Toxopsoides huttoni
- Conservation status: Data Deficit (NZ TCS)

Scientific classification
- Kingdom: Animalia
- Phylum: Arthropoda
- Subphylum: Chelicerata
- Class: Arachnida
- Order: Araneae
- Infraorder: Araneomorphae
- Family: Toxopidae
- Genus: Toxopsoides
- Species: T. huttoni
- Binomial name: Toxopsoides huttoni Forster & Wilton 1973

= Toxopsoides huttoni =

- Authority: Forster & Wilton 1973
- Conservation status: DD

Species of spider

Toxopsoides huttoni is a species of Toxopidae spider that is native to Australia and New Zealand.

==Taxonomy==
This species was described by Ray Forster and Cecil Wilton in 1973 from female and male specimens. The holotype is stored in Otago Museum.

### Document structure recognition data

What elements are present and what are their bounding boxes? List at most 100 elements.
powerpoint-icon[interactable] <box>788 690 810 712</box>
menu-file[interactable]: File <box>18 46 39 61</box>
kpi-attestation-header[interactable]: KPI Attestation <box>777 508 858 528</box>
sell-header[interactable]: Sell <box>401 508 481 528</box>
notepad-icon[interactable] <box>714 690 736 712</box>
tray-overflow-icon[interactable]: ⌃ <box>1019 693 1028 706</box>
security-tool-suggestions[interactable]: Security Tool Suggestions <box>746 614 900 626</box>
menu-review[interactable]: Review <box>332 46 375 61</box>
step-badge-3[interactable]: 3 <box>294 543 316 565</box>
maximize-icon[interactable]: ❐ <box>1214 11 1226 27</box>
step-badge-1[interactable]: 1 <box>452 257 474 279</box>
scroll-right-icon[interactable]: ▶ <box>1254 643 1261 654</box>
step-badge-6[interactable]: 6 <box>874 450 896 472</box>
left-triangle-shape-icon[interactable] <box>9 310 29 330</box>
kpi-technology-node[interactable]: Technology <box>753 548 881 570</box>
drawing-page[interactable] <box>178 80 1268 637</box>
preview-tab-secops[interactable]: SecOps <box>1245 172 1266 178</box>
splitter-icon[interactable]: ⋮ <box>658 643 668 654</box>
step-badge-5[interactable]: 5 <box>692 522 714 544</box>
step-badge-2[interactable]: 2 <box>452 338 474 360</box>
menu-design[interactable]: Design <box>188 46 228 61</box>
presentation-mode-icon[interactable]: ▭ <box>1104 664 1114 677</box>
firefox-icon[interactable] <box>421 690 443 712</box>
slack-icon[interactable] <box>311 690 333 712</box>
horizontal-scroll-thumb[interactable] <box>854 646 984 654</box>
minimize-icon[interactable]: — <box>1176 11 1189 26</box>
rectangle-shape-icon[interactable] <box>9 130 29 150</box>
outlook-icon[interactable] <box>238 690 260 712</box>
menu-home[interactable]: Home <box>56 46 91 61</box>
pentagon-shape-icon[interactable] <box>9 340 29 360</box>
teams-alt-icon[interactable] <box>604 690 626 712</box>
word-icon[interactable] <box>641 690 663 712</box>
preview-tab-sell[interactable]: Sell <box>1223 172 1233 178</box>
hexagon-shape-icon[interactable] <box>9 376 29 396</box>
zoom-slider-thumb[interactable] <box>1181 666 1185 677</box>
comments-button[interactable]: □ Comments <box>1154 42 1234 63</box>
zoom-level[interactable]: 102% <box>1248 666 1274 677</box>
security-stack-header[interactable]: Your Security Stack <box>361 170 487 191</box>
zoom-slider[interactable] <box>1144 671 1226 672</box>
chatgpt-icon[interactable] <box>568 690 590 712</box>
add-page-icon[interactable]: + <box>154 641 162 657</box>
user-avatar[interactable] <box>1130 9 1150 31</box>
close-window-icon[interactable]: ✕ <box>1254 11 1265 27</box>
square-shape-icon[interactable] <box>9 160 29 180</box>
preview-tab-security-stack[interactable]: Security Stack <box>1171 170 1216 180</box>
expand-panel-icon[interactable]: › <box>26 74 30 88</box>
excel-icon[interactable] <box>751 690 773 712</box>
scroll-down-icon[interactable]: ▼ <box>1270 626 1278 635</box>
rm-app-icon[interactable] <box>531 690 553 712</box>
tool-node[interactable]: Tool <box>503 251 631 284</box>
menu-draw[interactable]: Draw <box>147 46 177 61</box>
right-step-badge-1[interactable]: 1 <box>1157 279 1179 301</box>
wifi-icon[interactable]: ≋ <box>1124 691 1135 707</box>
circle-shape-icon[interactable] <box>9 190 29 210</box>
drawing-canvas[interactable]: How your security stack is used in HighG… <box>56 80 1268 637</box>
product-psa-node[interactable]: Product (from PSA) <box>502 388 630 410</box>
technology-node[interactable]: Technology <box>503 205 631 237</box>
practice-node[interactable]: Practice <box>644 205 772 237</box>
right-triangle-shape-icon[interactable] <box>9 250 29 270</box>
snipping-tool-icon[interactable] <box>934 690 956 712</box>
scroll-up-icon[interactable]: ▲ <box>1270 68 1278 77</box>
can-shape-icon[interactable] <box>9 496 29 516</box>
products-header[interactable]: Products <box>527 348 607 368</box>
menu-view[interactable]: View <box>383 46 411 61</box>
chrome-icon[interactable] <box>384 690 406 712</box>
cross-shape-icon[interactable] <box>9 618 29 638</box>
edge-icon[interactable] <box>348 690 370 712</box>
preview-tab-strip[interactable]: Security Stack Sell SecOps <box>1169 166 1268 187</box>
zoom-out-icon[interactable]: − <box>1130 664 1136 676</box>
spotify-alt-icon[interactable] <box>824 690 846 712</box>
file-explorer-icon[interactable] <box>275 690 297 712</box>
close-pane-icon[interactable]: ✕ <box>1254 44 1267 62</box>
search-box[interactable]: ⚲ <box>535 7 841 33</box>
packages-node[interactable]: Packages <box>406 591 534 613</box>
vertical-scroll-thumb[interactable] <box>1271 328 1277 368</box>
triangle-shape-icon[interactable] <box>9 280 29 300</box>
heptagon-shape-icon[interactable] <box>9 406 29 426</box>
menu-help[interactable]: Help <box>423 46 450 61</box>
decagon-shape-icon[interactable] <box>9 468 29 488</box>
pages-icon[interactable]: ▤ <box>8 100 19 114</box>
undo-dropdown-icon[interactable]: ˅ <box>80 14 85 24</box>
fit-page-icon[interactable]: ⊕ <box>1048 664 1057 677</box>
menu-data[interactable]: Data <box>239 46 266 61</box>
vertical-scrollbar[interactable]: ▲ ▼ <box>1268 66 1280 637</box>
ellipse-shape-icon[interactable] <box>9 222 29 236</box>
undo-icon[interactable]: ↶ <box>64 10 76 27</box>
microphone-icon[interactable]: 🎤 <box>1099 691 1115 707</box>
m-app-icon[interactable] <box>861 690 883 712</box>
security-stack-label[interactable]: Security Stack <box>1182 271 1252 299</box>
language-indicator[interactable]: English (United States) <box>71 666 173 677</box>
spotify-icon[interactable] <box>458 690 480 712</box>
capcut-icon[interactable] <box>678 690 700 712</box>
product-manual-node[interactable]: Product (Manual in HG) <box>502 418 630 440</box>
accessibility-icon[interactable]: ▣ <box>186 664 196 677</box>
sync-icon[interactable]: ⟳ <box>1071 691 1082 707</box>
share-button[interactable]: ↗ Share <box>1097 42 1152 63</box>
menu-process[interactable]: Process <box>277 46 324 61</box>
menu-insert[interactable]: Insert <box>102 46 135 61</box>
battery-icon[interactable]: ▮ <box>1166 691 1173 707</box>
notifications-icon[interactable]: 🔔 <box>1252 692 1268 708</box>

### Activities
(1) In the Toxopsoides huttoni entry's scientific classification, list each taxon name from Class through Genus, along with its rank.
(2) Edit the Toxopsoides huttoni entry between "- Authority: Forster" and "in Otago Museum.", inclusive, changing "Otago Museum" to "Canterbury Museum".
(3) Continue the entry on the spider Toxopsoides huttoni from the point where it stops.

### List of answers
(1)
- Class: Arachnida
- Order: Araneae
- Infraorder: Araneomorphae
- Family: Toxopidae
- Genus: Toxopsoides

(2)
- Authority: Forster & Wilton 1973
- Conservation status: DD

Species of spider

Toxopsoides huttoni is a species of Toxopidae spider that is native to Australia and New Zealand.

==Taxonomy==
This species was described by Ray Forster and Cecil Wilton in 1973 from female and male specimens. The holotype is stored in Canterbury Museum.

(3)
==Description==
The female is recorded at 3.87mm in length whereas the male is 3.33mm.

==Distribution==
This species is known from Australia and New Zealand. In the latter, it is possibly an introduced species, but more research is needed to clarify on this.

==Conservation status==
Under the New Zealand Threat Classification System, this species is listed as "Data Deficient" with the qualifiers of "Data Poor: Size", "Data Poor: Trend" and "One Location".